§ **Given task**
Leaving out all images, write out the records that follow exactly.

[Start]

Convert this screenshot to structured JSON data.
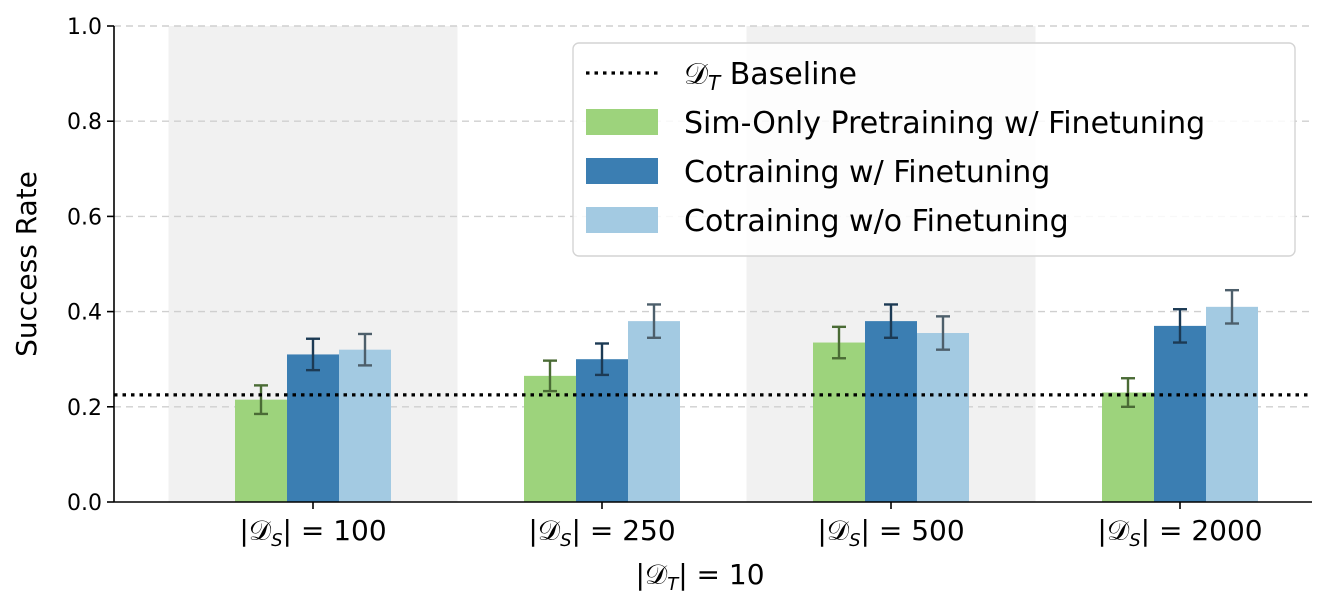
{
  "chart_data": {
    "type": "bar",
    "title": "",
    "ylabel": "Success Rate",
    "xlabel": "|𝒟_T| = 10",
    "ylim": [
      0,
      1.0
    ],
    "yticks": [
      "0.0",
      "0.2",
      "0.4",
      "0.6",
      "0.8",
      "1.0"
    ],
    "grid": true,
    "legend_position": "top-right",
    "categories": [
      {
        "prefix": "|𝒟",
        "sub": "S",
        "suffix": "| = 100"
      },
      {
        "prefix": "|𝒟",
        "sub": "S",
        "suffix": "| = 250"
      },
      {
        "prefix": "|𝒟",
        "sub": "S",
        "suffix": "| = 500"
      },
      {
        "prefix": "|𝒟",
        "sub": "S",
        "suffix": "| = 2000"
      }
    ],
    "shaded_groups": [
      0,
      2
    ],
    "baseline": {
      "name": "𝒟_T Baseline",
      "value": 0.225,
      "style": "dotted",
      "color": "#000000"
    },
    "series": [
      {
        "name": "Sim-Only Pretraining w/ Finetuning",
        "color": "#9dd37c",
        "err_color": "#4a6b35",
        "values": [
          0.215,
          0.265,
          0.335,
          0.23
        ],
        "errors": [
          0.03,
          0.032,
          0.033,
          0.03
        ]
      },
      {
        "name": "Cotraining w/ Finetuning",
        "color": "#3b7eb2",
        "err_color": "#1c3a54",
        "values": [
          0.31,
          0.3,
          0.38,
          0.37
        ],
        "errors": [
          0.033,
          0.033,
          0.035,
          0.035
        ]
      },
      {
        "name": "Cotraining w/o Finetuning",
        "color": "#a3cae2",
        "err_color": "#4d5f6b",
        "values": [
          0.32,
          0.38,
          0.355,
          0.41
        ],
        "errors": [
          0.033,
          0.035,
          0.035,
          0.035
        ]
      }
    ]
  }
}
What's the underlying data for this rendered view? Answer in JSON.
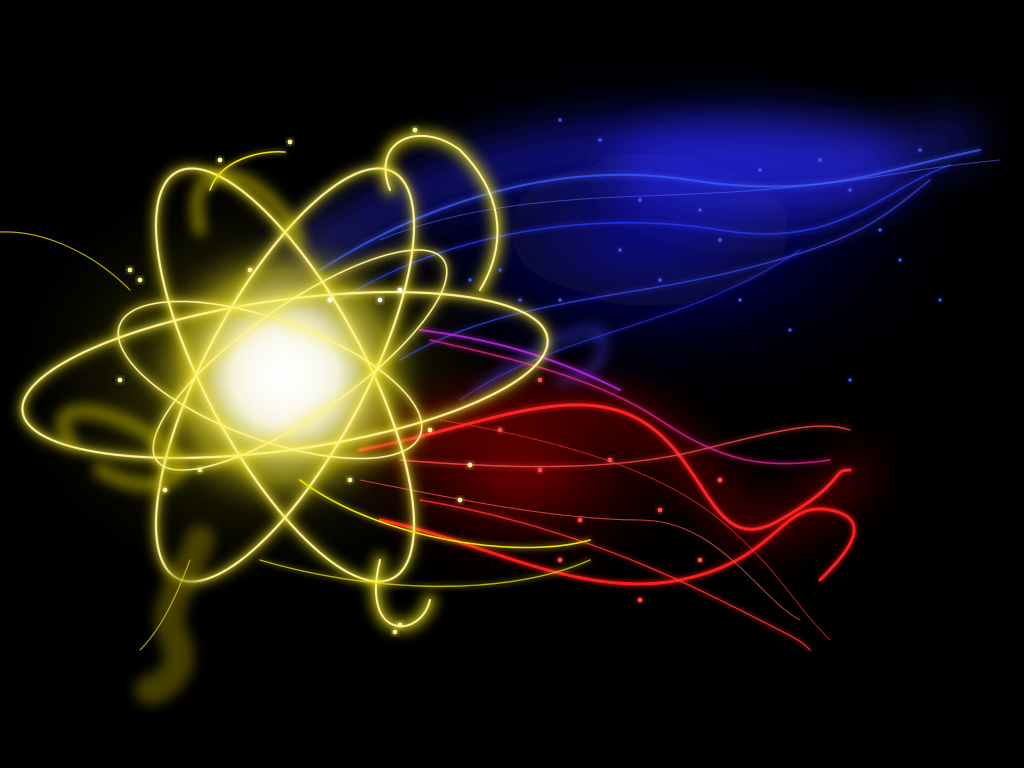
{
  "palette": {
    "background": "#000000",
    "yellow": "#f2e600",
    "yellow_soft": "#fff58a",
    "white_core": "#ffffff",
    "blue": "#1a1aff",
    "blue_soft": "#3c5cff",
    "red": "#ff1010",
    "red_soft": "#ff4a4a",
    "magenta": "#d02aff"
  },
  "artwork": {
    "style": "abstract-light-streaks",
    "atom_ring_count": 3
  }
}
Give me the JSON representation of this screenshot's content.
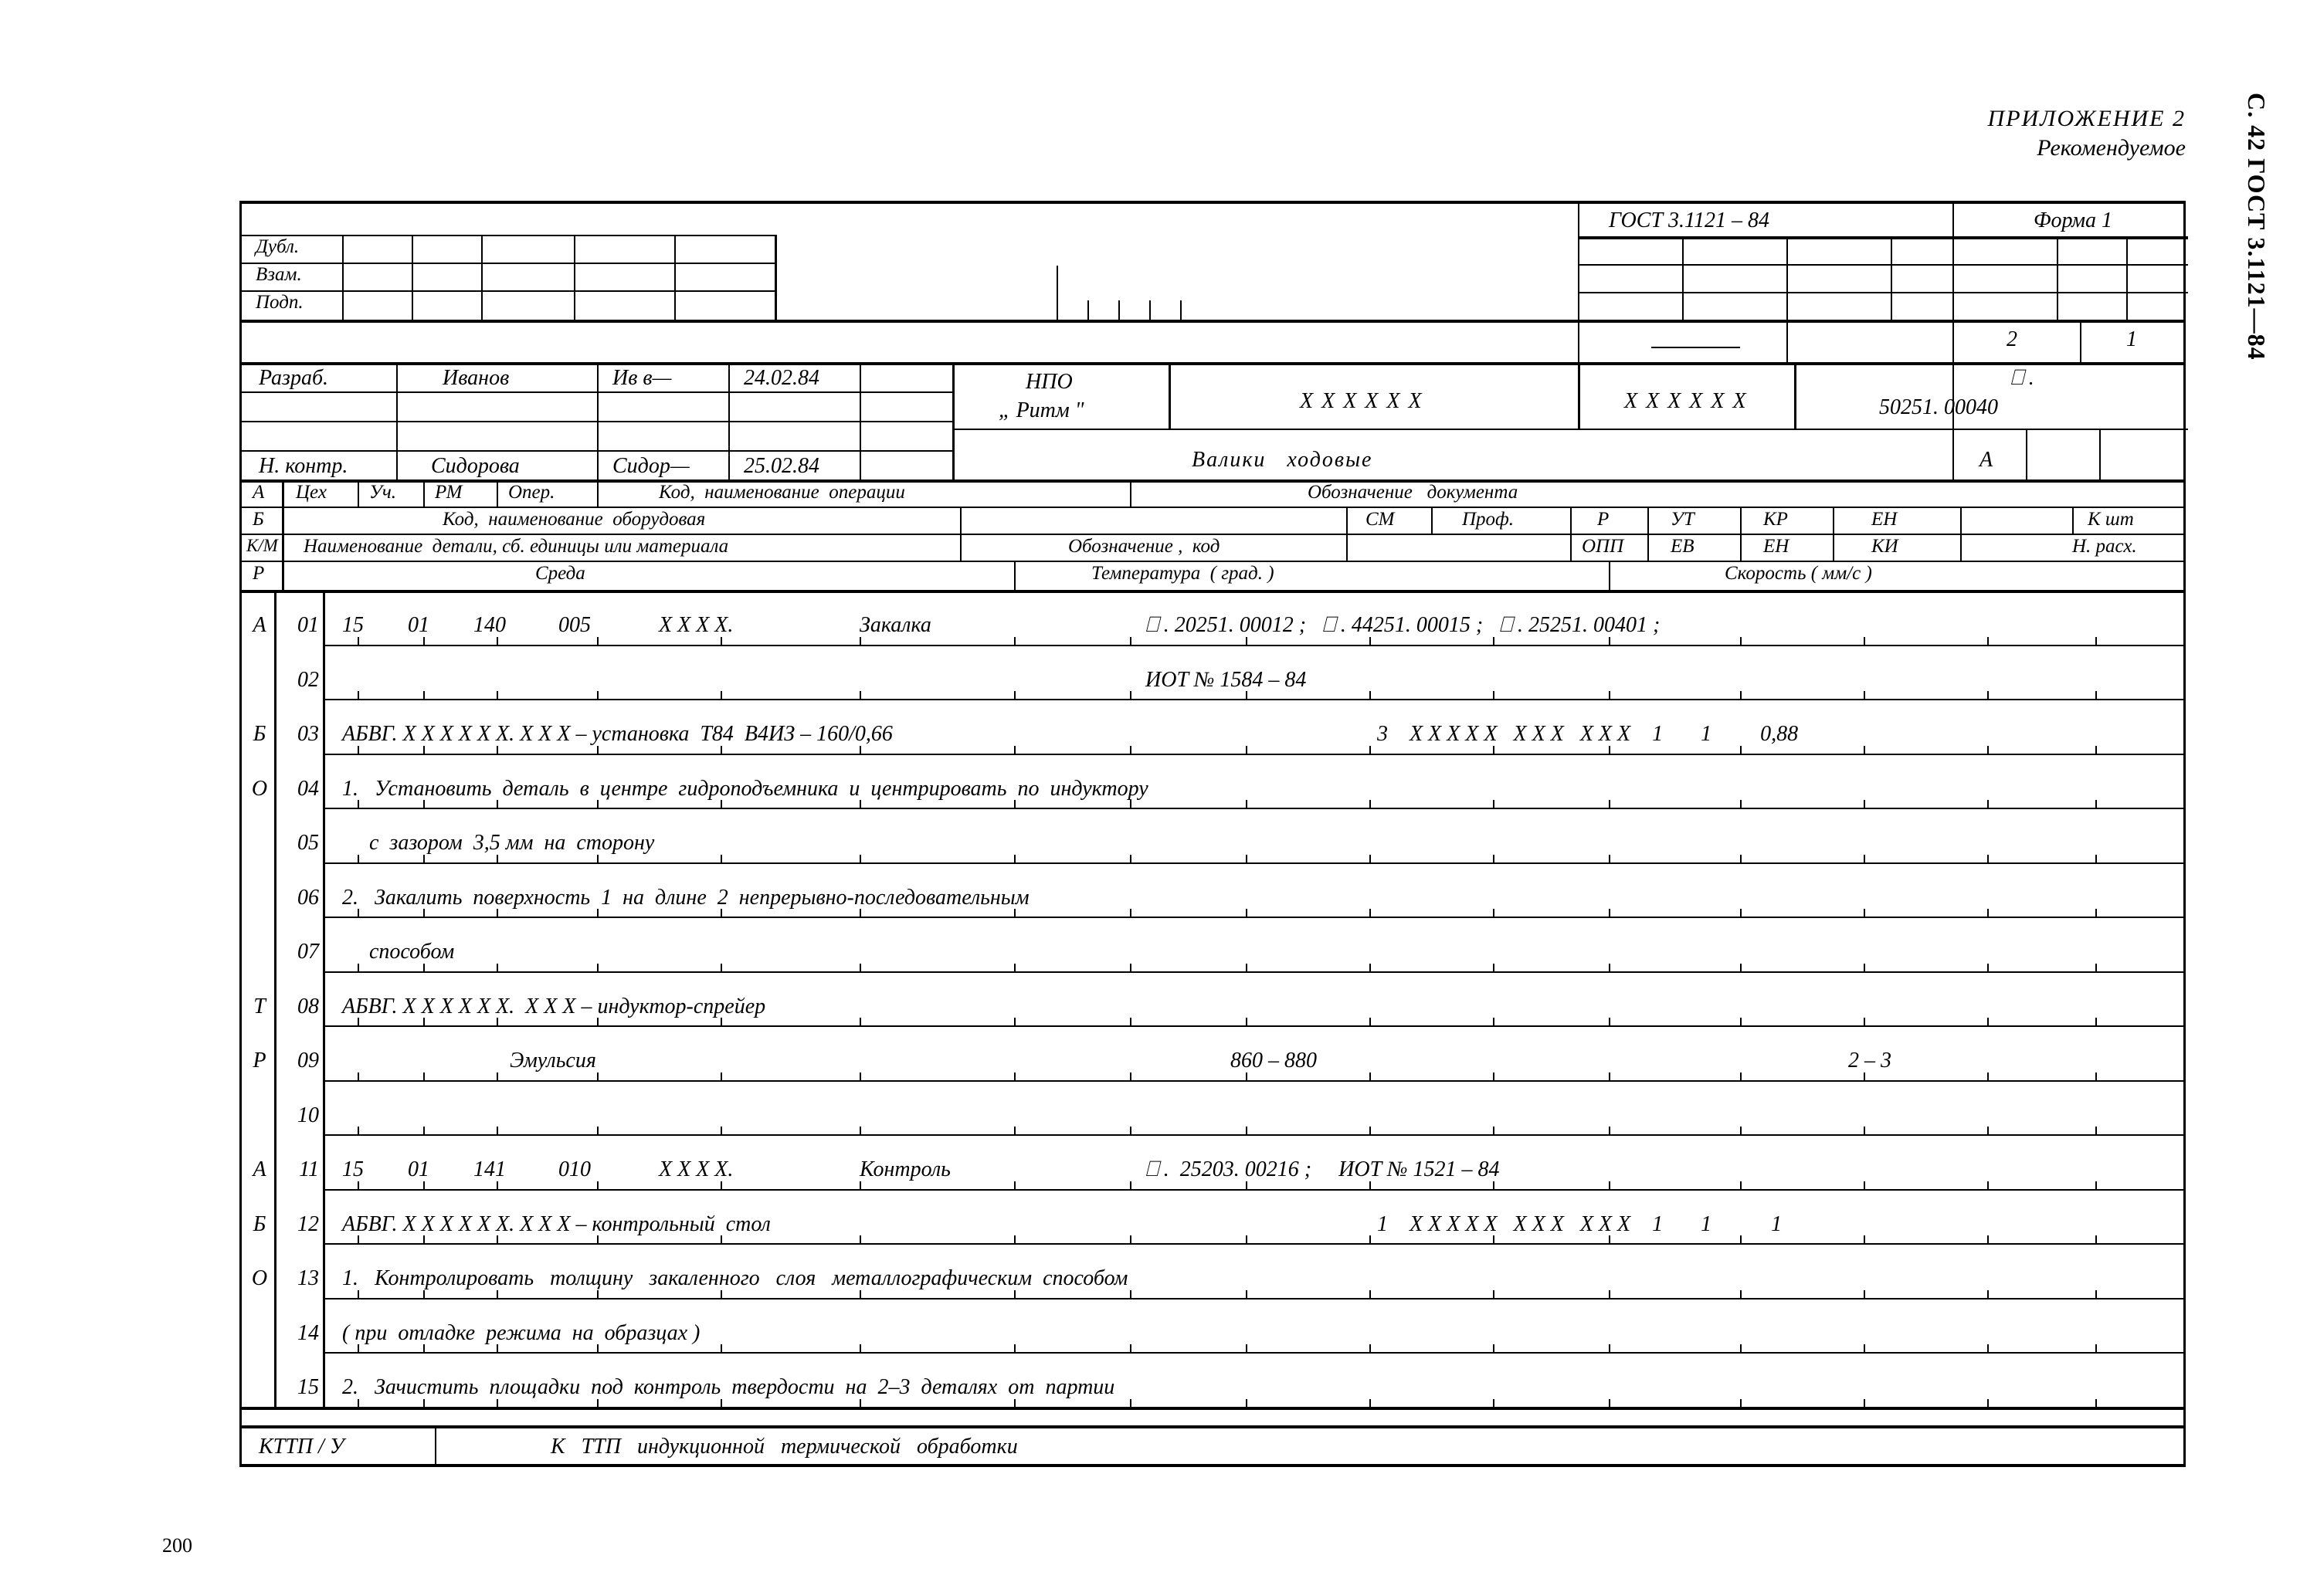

[End]

§ **Correct result**
Convert this screenshot to structured JSON data.
{
  "chart_data": {
    "type": "bar",
    "title": "",
    "ylabel": "Success Rate",
    "xlabel": "|𝒟_T| = 10",
    "ylim": [
      0,
      1.0
    ],
    "yticks": [
      "0.0",
      "0.2",
      "0.4",
      "0.6",
      "0.8",
      "1.0"
    ],
    "grid": true,
    "legend_position": "top-right",
    "categories": [
      {
        "prefix": "|𝒟",
        "sub": "S",
        "suffix": "| = 100"
      },
      {
        "prefix": "|𝒟",
        "sub": "S",
        "suffix": "| = 250"
      },
      {
        "prefix": "|𝒟",
        "sub": "S",
        "suffix": "| = 500"
      },
      {
        "prefix": "|𝒟",
        "sub": "S",
        "suffix": "| = 2000"
      }
    ],
    "shaded_groups": [
      0,
      2
    ],
    "baseline": {
      "name": "𝒟_T Baseline",
      "value": 0.225,
      "style": "dotted",
      "color": "#000000"
    },
    "series": [
      {
        "name": "Sim-Only Pretraining w/ Finetuning",
        "color": "#9dd37c",
        "err_color": "#4a6b35",
        "values": [
          0.215,
          0.265,
          0.335,
          0.23
        ],
        "errors": [
          0.03,
          0.032,
          0.033,
          0.03
        ]
      },
      {
        "name": "Cotraining w/ Finetuning",
        "color": "#3b7eb2",
        "err_color": "#1c3a54",
        "values": [
          0.31,
          0.3,
          0.38,
          0.37
        ],
        "errors": [
          0.033,
          0.033,
          0.035,
          0.035
        ]
      },
      {
        "name": "Cotraining w/o Finetuning",
        "color": "#a3cae2",
        "err_color": "#4d5f6b",
        "values": [
          0.32,
          0.38,
          0.355,
          0.41
        ],
        "errors": [
          0.033,
          0.035,
          0.035,
          0.035
        ]
      }
    ]
  }
}
What's the underlying data for this rendered view? Answer in JSON.
{
  "palette": {
    "background": "#000000",
    "yellow": "#f2e600",
    "yellow_soft": "#fff58a",
    "white_core": "#ffffff",
    "blue": "#1a1aff",
    "blue_soft": "#3c5cff",
    "red": "#ff1010",
    "red_soft": "#ff4a4a",
    "magenta": "#d02aff"
  },
  "artwork": {
    "style": "abstract-light-streaks",
    "atom_ring_count": 3
  }
}
Give me the JSON representation of this screenshot's content.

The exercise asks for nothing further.